-- Begin --
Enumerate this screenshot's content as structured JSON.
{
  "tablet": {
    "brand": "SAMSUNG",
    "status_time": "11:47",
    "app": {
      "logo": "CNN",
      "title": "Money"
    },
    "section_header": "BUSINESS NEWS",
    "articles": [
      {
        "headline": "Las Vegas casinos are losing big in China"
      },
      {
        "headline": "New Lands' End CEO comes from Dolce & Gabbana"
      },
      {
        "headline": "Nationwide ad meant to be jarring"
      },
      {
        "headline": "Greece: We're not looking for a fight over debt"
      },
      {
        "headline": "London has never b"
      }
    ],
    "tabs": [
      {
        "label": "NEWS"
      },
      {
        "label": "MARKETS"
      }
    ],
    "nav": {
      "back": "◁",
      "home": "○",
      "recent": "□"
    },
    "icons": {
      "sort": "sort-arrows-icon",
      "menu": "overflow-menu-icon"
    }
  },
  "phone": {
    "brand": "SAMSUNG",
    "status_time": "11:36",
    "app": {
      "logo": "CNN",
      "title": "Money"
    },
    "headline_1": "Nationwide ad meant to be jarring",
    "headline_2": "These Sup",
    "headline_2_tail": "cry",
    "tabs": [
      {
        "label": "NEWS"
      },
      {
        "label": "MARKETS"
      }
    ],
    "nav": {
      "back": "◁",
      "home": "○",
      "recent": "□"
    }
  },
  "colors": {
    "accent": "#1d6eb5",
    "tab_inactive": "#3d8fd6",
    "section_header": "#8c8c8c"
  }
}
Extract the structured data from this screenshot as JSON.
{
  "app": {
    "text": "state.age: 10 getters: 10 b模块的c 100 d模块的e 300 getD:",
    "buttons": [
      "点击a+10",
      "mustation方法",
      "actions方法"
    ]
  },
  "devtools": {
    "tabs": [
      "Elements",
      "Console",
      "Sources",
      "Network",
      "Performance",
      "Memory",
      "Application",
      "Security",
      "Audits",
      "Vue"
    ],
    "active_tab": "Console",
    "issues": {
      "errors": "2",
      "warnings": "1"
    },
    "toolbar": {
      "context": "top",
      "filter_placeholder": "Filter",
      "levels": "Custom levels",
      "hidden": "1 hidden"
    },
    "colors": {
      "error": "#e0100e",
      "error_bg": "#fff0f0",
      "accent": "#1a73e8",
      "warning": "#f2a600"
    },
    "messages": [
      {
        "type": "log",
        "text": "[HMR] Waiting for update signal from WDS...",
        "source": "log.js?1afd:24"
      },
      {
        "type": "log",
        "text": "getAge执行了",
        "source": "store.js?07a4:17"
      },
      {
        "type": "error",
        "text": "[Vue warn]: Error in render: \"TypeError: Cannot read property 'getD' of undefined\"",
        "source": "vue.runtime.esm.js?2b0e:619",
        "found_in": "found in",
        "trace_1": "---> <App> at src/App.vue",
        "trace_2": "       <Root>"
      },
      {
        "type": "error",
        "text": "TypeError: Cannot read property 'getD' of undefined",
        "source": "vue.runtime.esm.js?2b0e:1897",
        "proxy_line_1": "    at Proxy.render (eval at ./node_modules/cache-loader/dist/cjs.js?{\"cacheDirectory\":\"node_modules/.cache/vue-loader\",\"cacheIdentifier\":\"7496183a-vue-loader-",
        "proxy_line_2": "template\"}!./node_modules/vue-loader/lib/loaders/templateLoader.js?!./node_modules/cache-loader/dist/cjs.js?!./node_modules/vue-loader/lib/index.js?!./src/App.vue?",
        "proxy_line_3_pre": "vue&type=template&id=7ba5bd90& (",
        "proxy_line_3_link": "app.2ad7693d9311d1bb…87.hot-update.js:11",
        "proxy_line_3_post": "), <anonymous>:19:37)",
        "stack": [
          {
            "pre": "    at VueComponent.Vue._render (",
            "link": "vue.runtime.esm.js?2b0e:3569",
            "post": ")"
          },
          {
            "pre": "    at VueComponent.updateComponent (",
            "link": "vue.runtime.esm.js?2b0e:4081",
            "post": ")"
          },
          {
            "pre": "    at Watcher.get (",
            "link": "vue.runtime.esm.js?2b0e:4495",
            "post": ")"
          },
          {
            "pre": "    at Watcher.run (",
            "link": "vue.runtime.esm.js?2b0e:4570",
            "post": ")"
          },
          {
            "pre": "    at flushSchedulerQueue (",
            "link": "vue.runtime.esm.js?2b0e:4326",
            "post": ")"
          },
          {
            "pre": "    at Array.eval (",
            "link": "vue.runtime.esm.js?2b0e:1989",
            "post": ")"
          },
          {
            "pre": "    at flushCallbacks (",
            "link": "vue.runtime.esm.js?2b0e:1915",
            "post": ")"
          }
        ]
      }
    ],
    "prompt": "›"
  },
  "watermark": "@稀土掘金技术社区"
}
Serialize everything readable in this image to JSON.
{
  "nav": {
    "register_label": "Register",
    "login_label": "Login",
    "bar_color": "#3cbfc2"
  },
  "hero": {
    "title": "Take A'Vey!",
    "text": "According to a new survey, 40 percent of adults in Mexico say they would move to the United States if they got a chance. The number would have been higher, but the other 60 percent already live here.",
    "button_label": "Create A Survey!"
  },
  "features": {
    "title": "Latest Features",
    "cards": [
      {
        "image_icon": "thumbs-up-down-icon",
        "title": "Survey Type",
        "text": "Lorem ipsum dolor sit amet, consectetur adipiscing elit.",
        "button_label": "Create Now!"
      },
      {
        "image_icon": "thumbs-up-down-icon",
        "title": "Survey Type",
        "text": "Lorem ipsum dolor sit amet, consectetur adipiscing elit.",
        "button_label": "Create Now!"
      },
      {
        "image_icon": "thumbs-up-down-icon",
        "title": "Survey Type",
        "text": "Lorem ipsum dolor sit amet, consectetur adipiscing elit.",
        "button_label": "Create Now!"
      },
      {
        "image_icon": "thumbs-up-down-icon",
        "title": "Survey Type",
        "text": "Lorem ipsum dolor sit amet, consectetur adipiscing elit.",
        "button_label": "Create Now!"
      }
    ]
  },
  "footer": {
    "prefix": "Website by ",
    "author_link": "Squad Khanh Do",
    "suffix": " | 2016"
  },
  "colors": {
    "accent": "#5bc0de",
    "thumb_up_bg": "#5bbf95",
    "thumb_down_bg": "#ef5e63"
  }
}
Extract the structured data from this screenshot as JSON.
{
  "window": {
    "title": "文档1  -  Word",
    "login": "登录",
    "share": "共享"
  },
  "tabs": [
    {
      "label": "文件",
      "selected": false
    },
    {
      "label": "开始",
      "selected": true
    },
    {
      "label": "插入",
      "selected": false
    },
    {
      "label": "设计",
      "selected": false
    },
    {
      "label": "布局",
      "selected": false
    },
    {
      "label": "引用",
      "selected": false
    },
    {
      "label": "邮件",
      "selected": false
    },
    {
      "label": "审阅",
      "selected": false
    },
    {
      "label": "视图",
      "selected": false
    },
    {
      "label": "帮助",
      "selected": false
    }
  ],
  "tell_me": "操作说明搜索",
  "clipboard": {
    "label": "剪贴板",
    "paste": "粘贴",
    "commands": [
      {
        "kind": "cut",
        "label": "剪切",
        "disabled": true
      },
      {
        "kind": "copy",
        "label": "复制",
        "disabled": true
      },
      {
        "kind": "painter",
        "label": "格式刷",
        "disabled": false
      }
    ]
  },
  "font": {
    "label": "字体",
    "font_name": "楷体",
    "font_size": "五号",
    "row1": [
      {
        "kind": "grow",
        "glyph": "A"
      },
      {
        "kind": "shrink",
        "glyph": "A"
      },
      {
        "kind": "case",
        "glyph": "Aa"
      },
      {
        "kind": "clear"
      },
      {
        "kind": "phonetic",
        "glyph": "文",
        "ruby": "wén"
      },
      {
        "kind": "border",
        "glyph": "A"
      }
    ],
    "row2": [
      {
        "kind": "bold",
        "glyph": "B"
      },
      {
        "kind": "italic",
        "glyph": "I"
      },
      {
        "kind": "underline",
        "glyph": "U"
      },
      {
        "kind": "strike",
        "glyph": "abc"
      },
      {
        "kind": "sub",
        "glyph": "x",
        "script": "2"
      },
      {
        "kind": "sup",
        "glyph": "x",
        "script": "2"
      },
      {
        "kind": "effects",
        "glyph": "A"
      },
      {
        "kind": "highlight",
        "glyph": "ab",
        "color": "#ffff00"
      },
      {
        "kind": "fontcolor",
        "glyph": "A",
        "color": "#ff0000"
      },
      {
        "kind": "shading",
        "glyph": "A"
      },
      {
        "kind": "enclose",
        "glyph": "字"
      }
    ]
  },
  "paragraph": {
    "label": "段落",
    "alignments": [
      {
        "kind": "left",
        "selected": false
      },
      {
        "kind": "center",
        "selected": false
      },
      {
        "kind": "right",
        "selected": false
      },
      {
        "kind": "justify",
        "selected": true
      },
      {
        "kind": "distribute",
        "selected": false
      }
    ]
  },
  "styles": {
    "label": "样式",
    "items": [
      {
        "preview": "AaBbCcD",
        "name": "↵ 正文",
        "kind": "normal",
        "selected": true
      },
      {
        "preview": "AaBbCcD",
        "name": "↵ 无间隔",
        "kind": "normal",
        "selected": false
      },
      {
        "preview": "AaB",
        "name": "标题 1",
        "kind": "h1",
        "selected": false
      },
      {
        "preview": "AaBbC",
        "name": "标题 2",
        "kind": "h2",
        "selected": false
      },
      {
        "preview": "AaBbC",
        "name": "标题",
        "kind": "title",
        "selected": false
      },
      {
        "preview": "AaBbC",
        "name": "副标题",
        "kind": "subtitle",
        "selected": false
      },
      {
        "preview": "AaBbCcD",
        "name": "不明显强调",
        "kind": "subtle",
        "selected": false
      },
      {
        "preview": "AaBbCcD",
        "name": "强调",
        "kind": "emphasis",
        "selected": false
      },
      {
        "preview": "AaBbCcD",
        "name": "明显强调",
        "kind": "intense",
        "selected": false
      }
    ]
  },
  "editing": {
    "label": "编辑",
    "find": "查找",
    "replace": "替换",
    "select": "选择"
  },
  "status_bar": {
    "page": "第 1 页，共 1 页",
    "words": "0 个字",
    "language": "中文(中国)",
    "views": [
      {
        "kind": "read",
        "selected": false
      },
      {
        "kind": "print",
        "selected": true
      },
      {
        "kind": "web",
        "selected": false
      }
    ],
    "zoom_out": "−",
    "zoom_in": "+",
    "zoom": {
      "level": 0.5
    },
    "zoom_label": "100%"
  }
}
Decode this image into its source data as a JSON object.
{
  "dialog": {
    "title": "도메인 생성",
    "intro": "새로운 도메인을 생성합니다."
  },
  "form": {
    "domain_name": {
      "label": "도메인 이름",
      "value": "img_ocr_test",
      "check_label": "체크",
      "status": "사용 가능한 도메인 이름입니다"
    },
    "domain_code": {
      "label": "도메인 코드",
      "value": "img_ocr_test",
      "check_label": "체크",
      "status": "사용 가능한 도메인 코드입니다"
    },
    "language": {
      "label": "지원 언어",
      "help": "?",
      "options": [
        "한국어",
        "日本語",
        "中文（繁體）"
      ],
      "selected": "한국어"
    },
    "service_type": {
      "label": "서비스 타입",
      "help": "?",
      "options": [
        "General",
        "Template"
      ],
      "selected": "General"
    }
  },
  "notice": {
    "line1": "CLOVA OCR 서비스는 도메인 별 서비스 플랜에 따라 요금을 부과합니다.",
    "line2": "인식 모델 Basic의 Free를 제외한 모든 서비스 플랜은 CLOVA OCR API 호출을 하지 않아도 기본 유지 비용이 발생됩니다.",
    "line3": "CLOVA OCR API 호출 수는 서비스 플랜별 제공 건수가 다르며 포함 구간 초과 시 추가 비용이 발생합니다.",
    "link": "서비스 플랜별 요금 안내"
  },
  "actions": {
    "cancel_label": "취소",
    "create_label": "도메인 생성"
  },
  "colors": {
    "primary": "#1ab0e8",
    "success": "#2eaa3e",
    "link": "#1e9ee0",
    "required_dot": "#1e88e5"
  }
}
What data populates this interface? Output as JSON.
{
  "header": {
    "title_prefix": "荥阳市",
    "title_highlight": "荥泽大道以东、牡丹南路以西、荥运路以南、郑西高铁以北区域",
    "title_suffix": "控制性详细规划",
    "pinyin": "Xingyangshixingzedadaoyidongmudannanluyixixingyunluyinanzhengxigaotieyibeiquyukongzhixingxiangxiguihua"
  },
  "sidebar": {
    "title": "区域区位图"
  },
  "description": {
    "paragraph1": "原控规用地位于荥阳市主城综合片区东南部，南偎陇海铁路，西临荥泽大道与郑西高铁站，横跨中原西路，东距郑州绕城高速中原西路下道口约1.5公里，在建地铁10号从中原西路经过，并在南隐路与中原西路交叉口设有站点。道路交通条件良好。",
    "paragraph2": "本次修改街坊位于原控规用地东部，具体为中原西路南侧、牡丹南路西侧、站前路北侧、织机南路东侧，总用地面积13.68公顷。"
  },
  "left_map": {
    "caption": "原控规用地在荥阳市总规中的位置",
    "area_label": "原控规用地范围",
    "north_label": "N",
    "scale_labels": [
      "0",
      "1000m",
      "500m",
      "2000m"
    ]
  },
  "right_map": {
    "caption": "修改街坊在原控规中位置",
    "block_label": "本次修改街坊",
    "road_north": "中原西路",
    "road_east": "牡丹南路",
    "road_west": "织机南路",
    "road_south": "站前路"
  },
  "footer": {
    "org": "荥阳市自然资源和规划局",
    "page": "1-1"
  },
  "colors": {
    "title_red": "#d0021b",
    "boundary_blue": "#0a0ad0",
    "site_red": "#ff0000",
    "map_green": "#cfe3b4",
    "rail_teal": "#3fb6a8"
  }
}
-- End --
• WHAT YOU SHOULD DO: Show every line in the records above that contains the word "CLOVA".

• FINAL RESULT:
    "line1": "CLOVA OCR 서비스는 도메인 별 서비스 플랜에 따라 요금을 부과합니다.",
    "line2": "인식 모델 Basic의 Free를 제외한 모든 서비스 플랜은 CLOVA OCR API 호출을 하지 않아도 기본 유지 비용이 발생됩니다.",
    "line3": "CLOVA OCR API 호출 수는 서비스 플랜별 제공 건수가 다르며 포함 구간 초과 시 추가 비용이 발생합니다.",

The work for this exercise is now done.